>> START Supplied data

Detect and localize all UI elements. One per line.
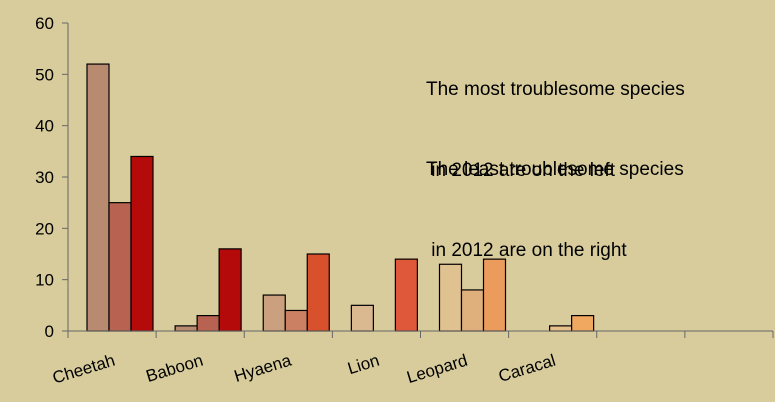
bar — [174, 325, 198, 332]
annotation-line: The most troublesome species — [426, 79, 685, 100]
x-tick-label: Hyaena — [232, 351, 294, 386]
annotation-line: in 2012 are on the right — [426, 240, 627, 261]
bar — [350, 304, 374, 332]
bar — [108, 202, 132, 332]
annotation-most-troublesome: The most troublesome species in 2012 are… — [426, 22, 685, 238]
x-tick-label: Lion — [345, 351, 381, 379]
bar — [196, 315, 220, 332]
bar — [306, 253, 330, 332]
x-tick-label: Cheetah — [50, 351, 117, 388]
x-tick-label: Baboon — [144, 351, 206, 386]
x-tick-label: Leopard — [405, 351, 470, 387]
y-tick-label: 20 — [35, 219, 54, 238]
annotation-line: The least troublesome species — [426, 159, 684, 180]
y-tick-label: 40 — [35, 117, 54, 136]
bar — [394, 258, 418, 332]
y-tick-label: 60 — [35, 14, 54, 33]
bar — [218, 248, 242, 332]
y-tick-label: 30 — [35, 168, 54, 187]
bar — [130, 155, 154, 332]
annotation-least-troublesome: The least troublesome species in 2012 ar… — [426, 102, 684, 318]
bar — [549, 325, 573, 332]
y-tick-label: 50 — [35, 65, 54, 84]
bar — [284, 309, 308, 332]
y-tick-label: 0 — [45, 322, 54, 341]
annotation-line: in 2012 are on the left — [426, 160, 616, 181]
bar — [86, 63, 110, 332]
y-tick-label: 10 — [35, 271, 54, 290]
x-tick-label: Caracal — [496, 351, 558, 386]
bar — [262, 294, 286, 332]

>> END Supplied data

Recast the data as a Markdown table with the columns Row and Entry, starting with the line that contains "bar — [174, 325, 198, 332]" and going on through the end of the data. Number each row and leave out any blank lines.

| Row | Entry |
|---|---|
| 1 | bar — [174, 325, 198, 332] |
| 2 | annotation-line: The most troublesome species — [426, 79, 685, 100] |
| 3 | x-tick-label: Hyaena — [232, 351, 294, 386] |
| 4 | annotation-line: in 2012 are on the right — [426, 240, 627, 261] |
| 5 | bar — [350, 304, 374, 332] |
| 6 | bar — [108, 202, 132, 332] |
| 7 | annotation-most-troublesome: The most troublesome species in 2012 are… — [426, 22, 685, 238] |
| 8 | x-tick-label: Lion — [345, 351, 381, 379] |
| 9 | bar — [196, 315, 220, 332] |
| 10 | bar — [306, 253, 330, 332] |
| 11 | x-tick-label: Cheetah — [50, 351, 117, 388] |
| 12 | x-tick-label: Baboon — [144, 351, 206, 386] |
| 13 | x-tick-label: Leopard — [405, 351, 470, 387] |
| 14 | y-tick-label: 20 — [35, 219, 54, 238] |
| 15 | annotation-line: The least troublesome species — [426, 159, 684, 180] |
| 16 | y-tick-label: 40 — [35, 117, 54, 136] |
| 17 | bar — [394, 258, 418, 332] |
| 18 | y-tick-label: 60 — [35, 14, 54, 33] |
| 19 | bar — [218, 248, 242, 332] |
| 20 | y-tick-label: 30 — [35, 168, 54, 187] |
| 21 | bar — [130, 155, 154, 332] |
| 22 | annotation-least-troublesome: The least troublesome species in 2012 ar… — [426, 102, 684, 318] |
| 23 | bar — [549, 325, 573, 332] |
| 24 | y-tick-label: 50 — [35, 65, 54, 84] |
| 25 | bar — [284, 309, 308, 332] |
| 26 | y-tick-label: 0 — [45, 322, 54, 341] |
| 27 | annotation-line: in 2012 are on the left — [426, 160, 616, 181] |
| 28 | bar — [86, 63, 110, 332] |
| 29 | y-tick-label: 10 — [35, 271, 54, 290] |
| 30 | x-tick-label: Caracal — [496, 351, 558, 386] |
| 31 | bar — [262, 294, 286, 332] |